• **To be done**
Give only a count of the lines that include the string "Proof".

• **Input for this task**
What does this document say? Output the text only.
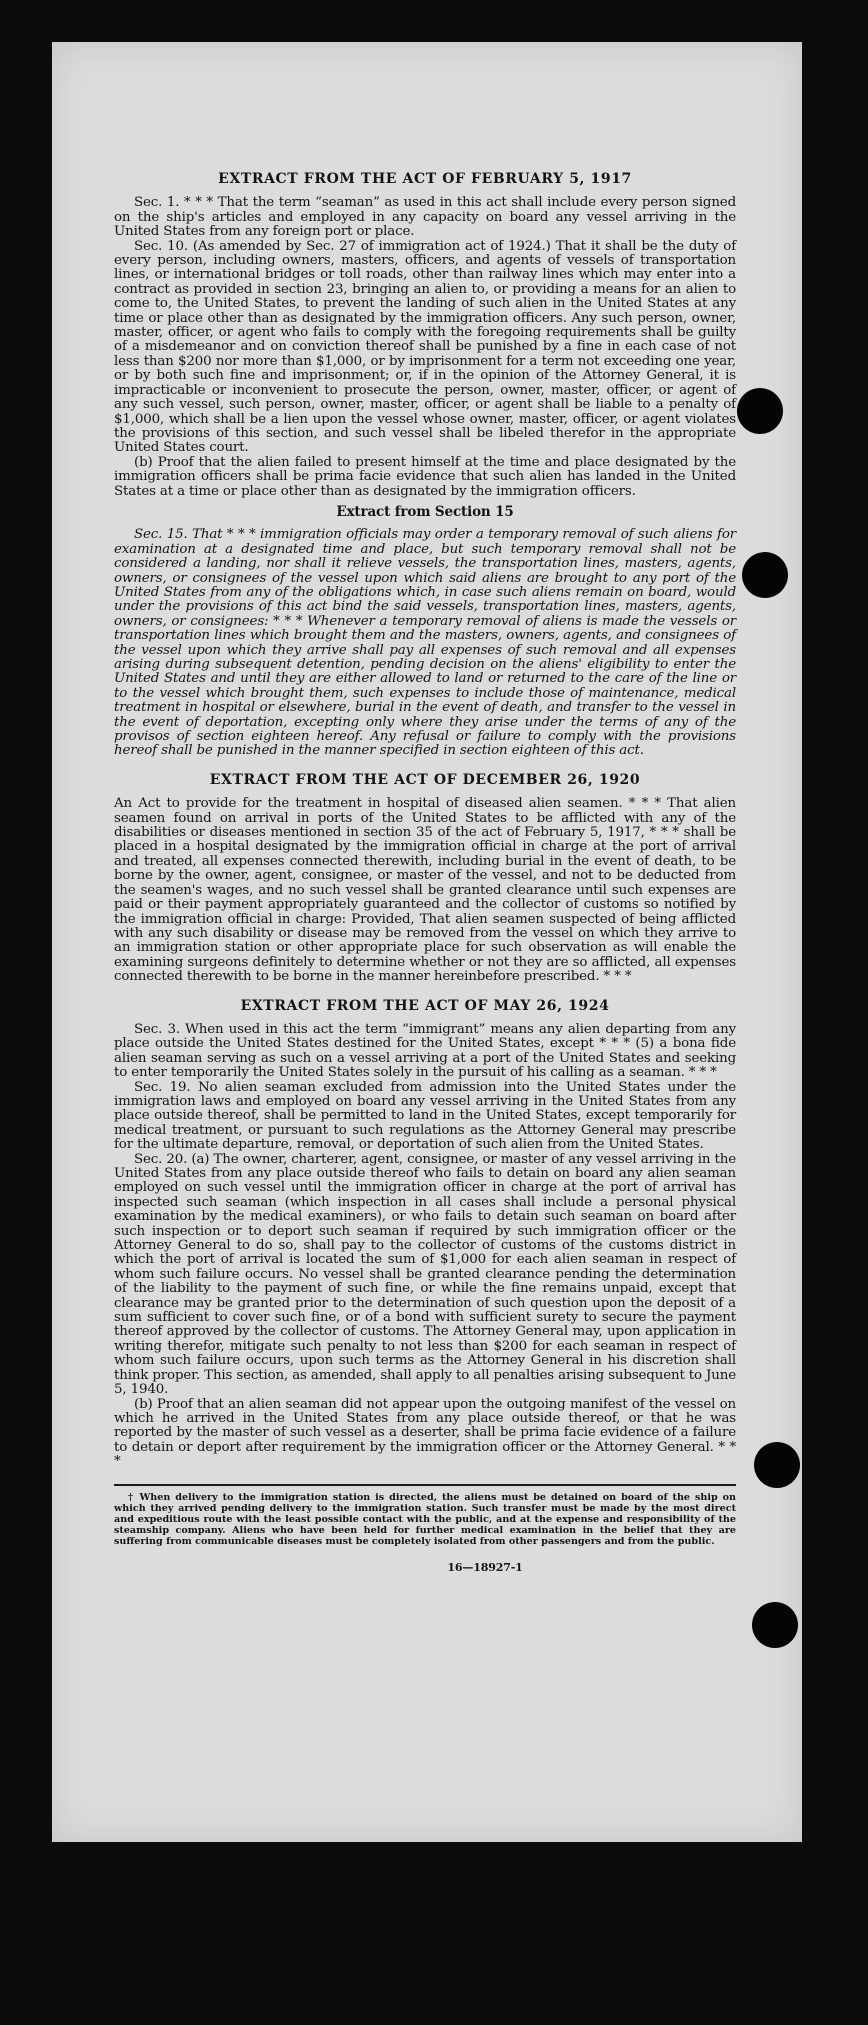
EXTRACT FROM THE ACT OF FEBRUARY 5, 1917

Sec. 1. * * * That the term “seaman” as used in this act shall include every person signed on the ship's articles and employed in any capacity on board any vessel arriving in the United States from any foreign port or place.

Sec. 10. (As amended by Sec. 27 of immigration act of 1924.) That it shall be the duty of every person, including owners, masters, officers, and agents of vessels of transportation lines, or international bridges or toll roads, other than railway lines which may enter into a contract as provided in section 23, bringing an alien to, or providing a means for an alien to come to, the United States, to prevent the landing of such alien in the United States at any time or place other than as designated by the immigration officers. Any such person, owner, master, officer, or agent who fails to comply with the foregoing requirements shall be guilty of a misdemeanor and on conviction thereof shall be punished by a fine in each case of not less than $200 nor more than $1,000, or by imprisonment for a term not exceeding one year, or by both such fine and imprisonment; or, if in the opinion of the Attorney General, it is impracticable or inconvenient to prosecute the person, owner, master, officer, or agent of any such vessel, such person, owner, master, officer, or agent shall be liable to a penalty of $1,000, which shall be a lien upon the vessel whose owner, master, officer, or agent violates the provisions of this section, and such vessel shall be libeled therefor in the appropriate United States court.

(b) Proof that the alien failed to present himself at the time and place designated by the immigration officers shall be prima facie evidence that such alien has landed in the United States at a time or place other than as designated by the immigration officers.

Extract from Section 15

Sec. 15. That * * * immigration officials may order a temporary removal of such aliens for examination at a designated time and place, but such temporary removal shall not be considered a landing, nor shall it relieve vessels, the transportation lines, masters, agents, owners, or consignees of the vessel upon which said aliens are brought to any port of the United States from any of the obligations which, in case such aliens remain on board, would under the provisions of this act bind the said vessels, transportation lines, masters, agents, owners, or consignees: * * * Whenever a temporary removal of aliens is made the vessels or transportation lines which brought them and the masters, owners, agents, and consignees of the vessel upon which they arrive shall pay all expenses of such removal and all expenses arising during subsequent detention, pending decision on the aliens' eligibility to enter the United States and until they are either allowed to land or returned to the care of the line or to the vessel which brought them, such expenses to include those of maintenance, medical treatment in hospital or elsewhere, burial in the event of death, and transfer to the vessel in the event of deportation, excepting only where they arise under the terms of any of the provisos of section eighteen hereof. Any refusal or failure to comply with the provisions hereof shall be punished in the manner specified in section eighteen of this act.

EXTRACT FROM THE ACT OF DECEMBER 26, 1920

An Act to provide for the treatment in hospital of diseased alien seamen. * * * That alien seamen found on arrival in ports of the United States to be afflicted with any of the disabilities or diseases mentioned in section 35 of the act of February 5, 1917, * * * shall be placed in a hospital designated by the immigration official in charge at the port of arrival and treated, all expenses connected therewith, including burial in the event of death, to be borne by the owner, agent, consignee, or master of the vessel, and not to be deducted from the seamen's wages, and no such vessel shall be granted clearance until such expenses are paid or their payment appropriately guaranteed and the collector of customs so notified by the immigration official in charge: Provided, That alien seamen suspected of being afflicted with any such disability or disease may be removed from the vessel on which they arrive to an immigration station or other appropriate place for such observation as will enable the examining surgeons definitely to determine whether or not they are so afflicted, all expenses connected therewith to be borne in the manner hereinbefore prescribed. * * *

EXTRACT FROM THE ACT OF MAY 26, 1924

Sec. 3. When used in this act the term “immigrant” means any alien departing from any place outside the United States destined for the United States, except * * * (5) a bona fide alien seaman serving as such on a vessel arriving at a port of the United States and seeking to enter temporarily the United States solely in the pursuit of his calling as a seaman. * * *

Sec. 19. No alien seaman excluded from admission into the United States under the immigration laws and employed on board any vessel arriving in the United States from any place outside thereof, shall be permitted to land in the United States, except temporarily for medical treatment, or pursuant to such regulations as the Attorney General may prescribe for the ultimate departure, removal, or deportation of such alien from the United States.

Sec. 20. (a) The owner, charterer, agent, consignee, or master of any vessel arriving in the United States from any place outside thereof who fails to detain on board any alien seaman employed on such vessel until the immigration officer in charge at the port of arrival has inspected such seaman (which inspection in all cases shall include a personal physical examination by the medical examiners), or who fails to detain such seaman on board after such inspection or to deport such seaman if required by such immigration officer or the Attorney General to do so, shall pay to the collector of customs of the customs district in which the port of arrival is located the sum of $1,000 for each alien seaman in respect of whom such failure occurs. No vessel shall be granted clearance pending the determination of the liability to the payment of such fine, or while the fine remains unpaid, except that clearance may be granted prior to the determination of such question upon the deposit of a sum sufficient to cover such fine, or of a bond with sufficient surety to secure the payment thereof approved by the collector of customs. The Attorney General may, upon application in writing therefor, mitigate such penalty to not less than $200 for each seaman in respect of whom such failure occurs, upon such terms as the Attorney General in his discretion shall think proper. This section, as amended, shall apply to all penalties arising subsequent to June 5, 1940.

(b) Proof that an alien seaman did not appear upon the outgoing manifest of the vessel on which he arrived in the United States from any place outside thereof, or that he was reported by the master of such vessel as a deserter, shall be prima facie evidence of a failure to detain or deport after requirement by the immigration officer or the Attorney General. * * *

† When delivery to the immigration station is directed, the aliens must be detained on board of the ship on which they arrived pending delivery to the immigration station. Such transfer must be made by the most direct and expeditious route with the least possible contact with the public, and at the expense and responsibility of the steamship company. Aliens who have been held for further medical examination in the belief that they are suffering from communicable diseases must be completely isolated from other passengers and from the public.

16—18927-1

• **Finished answer**
2